* _PROBLEM STATEMENT_: Copy every one of the items below line for line, keeping each line unchanged and in its original order.

** Start RAW RECORDS **

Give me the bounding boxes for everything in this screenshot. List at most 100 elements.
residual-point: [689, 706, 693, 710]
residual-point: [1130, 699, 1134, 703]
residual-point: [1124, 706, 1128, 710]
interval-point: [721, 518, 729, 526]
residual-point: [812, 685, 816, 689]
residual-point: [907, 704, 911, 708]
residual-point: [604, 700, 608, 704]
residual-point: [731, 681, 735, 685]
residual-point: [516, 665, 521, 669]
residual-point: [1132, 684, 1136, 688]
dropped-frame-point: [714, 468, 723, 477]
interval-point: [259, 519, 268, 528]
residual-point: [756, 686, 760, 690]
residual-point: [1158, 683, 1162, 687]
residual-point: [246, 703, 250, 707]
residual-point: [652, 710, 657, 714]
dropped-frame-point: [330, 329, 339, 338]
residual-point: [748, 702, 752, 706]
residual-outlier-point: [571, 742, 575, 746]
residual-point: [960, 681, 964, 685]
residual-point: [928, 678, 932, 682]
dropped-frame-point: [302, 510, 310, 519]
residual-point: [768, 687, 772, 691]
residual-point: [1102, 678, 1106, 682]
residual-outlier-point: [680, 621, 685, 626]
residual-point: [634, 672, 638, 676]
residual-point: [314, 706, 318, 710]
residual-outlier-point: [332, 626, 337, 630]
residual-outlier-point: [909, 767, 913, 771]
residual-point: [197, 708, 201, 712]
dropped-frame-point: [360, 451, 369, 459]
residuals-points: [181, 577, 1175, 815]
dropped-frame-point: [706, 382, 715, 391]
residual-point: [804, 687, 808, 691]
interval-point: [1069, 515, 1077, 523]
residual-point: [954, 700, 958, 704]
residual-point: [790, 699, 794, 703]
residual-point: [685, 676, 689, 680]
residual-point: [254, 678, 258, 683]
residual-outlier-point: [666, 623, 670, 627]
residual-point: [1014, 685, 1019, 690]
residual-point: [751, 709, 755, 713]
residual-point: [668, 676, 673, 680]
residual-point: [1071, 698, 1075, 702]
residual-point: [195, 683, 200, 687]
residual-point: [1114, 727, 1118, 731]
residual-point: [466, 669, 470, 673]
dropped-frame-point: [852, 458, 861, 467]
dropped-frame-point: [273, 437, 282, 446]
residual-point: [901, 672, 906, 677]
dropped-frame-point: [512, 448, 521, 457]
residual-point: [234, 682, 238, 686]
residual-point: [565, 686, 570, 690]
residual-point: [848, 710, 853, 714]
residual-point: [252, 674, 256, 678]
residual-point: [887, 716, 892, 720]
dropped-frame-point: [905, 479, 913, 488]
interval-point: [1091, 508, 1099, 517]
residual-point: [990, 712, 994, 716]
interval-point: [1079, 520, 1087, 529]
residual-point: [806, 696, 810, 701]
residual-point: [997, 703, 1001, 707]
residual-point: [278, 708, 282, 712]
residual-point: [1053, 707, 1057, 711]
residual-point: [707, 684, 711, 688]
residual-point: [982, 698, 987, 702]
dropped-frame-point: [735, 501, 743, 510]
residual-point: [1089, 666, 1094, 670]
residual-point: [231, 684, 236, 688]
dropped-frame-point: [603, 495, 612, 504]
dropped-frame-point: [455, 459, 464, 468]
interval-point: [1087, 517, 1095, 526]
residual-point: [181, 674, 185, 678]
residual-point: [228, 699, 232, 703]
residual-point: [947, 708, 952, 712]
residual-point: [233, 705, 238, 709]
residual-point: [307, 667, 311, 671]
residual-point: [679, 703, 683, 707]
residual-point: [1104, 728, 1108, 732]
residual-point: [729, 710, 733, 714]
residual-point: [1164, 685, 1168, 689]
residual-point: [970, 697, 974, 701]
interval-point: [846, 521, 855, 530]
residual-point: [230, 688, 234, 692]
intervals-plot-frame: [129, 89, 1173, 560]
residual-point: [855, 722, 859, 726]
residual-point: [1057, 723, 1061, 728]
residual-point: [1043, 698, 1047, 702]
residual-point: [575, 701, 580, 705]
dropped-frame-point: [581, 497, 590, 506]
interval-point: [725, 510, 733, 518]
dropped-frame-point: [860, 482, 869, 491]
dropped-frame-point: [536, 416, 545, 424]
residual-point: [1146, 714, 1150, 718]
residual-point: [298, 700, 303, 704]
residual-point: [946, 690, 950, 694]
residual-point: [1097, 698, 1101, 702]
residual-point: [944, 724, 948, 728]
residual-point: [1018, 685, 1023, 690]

** End RAW RECORDS **

* _FINISHED ANSWER_:
Give me the bounding boxes for everything in this screenshot. List at most 100 elements.
residual-point: [689, 706, 693, 710]
residual-point: [1130, 699, 1134, 703]
residual-point: [1124, 706, 1128, 710]
interval-point: [721, 518, 729, 526]
residual-point: [812, 685, 816, 689]
residual-point: [907, 704, 911, 708]
residual-point: [604, 700, 608, 704]
residual-point: [731, 681, 735, 685]
residual-point: [516, 665, 521, 669]
residual-point: [1132, 684, 1136, 688]
dropped-frame-point: [714, 468, 723, 477]
interval-point: [259, 519, 268, 528]
residual-point: [756, 686, 760, 690]
residual-point: [1158, 683, 1162, 687]
residual-point: [246, 703, 250, 707]
residual-point: [652, 710, 657, 714]
dropped-frame-point: [330, 329, 339, 338]
residual-point: [748, 702, 752, 706]
residual-outlier-point: [571, 742, 575, 746]
residual-point: [960, 681, 964, 685]
residual-point: [928, 678, 932, 682]
dropped-frame-point: [302, 510, 310, 519]
residual-point: [768, 687, 772, 691]
residual-point: [1102, 678, 1106, 682]
residual-outlier-point: [680, 621, 685, 626]
residual-point: [634, 672, 638, 676]
residual-point: [314, 706, 318, 710]
residual-outlier-point: [332, 626, 337, 630]
residual-outlier-point: [909, 767, 913, 771]
residual-point: [197, 708, 201, 712]
dropped-frame-point: [360, 451, 369, 459]
residuals-points: [181, 577, 1175, 815]
dropped-frame-point: [706, 382, 715, 391]
residual-point: [804, 687, 808, 691]
interval-point: [1069, 515, 1077, 523]
residual-point: [954, 700, 958, 704]
residual-point: [790, 699, 794, 703]
residual-point: [685, 676, 689, 680]
residual-point: [254, 678, 258, 683]
residual-outlier-point: [666, 623, 670, 627]
residual-point: [1014, 685, 1019, 690]
residual-point: [751, 709, 755, 713]
residual-point: [668, 676, 673, 680]
residual-point: [1071, 698, 1075, 702]
residual-point: [195, 683, 200, 687]
residual-point: [1114, 727, 1118, 731]
residual-point: [466, 669, 470, 673]
dropped-frame-point: [852, 458, 861, 467]
dropped-frame-point: [273, 437, 282, 446]
residual-point: [901, 672, 906, 677]
dropped-frame-point: [512, 448, 521, 457]
residual-point: [234, 682, 238, 686]
residual-point: [565, 686, 570, 690]
residual-point: [848, 710, 853, 714]
residual-point: [252, 674, 256, 678]
residual-point: [887, 716, 892, 720]
dropped-frame-point: [905, 479, 913, 488]
interval-point: [1091, 508, 1099, 517]
residual-point: [990, 712, 994, 716]
interval-point: [1079, 520, 1087, 529]
residual-point: [806, 696, 810, 701]
residual-point: [997, 703, 1001, 707]
residual-point: [278, 708, 282, 712]
residual-point: [1053, 707, 1057, 711]
residual-point: [707, 684, 711, 688]
residual-point: [982, 698, 987, 702]
dropped-frame-point: [735, 501, 743, 510]
residual-point: [1089, 666, 1094, 670]
residual-point: [231, 684, 236, 688]
dropped-frame-point: [603, 495, 612, 504]
dropped-frame-point: [455, 459, 464, 468]
interval-point: [1087, 517, 1095, 526]
residual-point: [181, 674, 185, 678]
residual-point: [228, 699, 232, 703]
residual-point: [947, 708, 952, 712]
residual-point: [233, 705, 238, 709]
residual-point: [307, 667, 311, 671]
residual-point: [679, 703, 683, 707]
residual-point: [1104, 728, 1108, 732]
residual-point: [729, 710, 733, 714]
residual-point: [1164, 685, 1168, 689]
residual-point: [970, 697, 974, 701]
interval-point: [846, 521, 855, 530]
residual-point: [230, 688, 234, 692]
intervals-plot-frame: [129, 89, 1173, 560]
residual-point: [855, 722, 859, 726]
residual-point: [1057, 723, 1061, 728]
residual-point: [1043, 698, 1047, 702]
residual-point: [575, 701, 580, 705]
dropped-frame-point: [581, 497, 590, 506]
interval-point: [725, 510, 733, 518]
dropped-frame-point: [860, 482, 869, 491]
dropped-frame-point: [536, 416, 545, 424]
residual-point: [1146, 714, 1150, 718]
residual-point: [298, 700, 303, 704]
residual-point: [946, 690, 950, 694]
residual-point: [1097, 698, 1101, 702]
residual-point: [944, 724, 948, 728]
residual-point: [1018, 685, 1023, 690]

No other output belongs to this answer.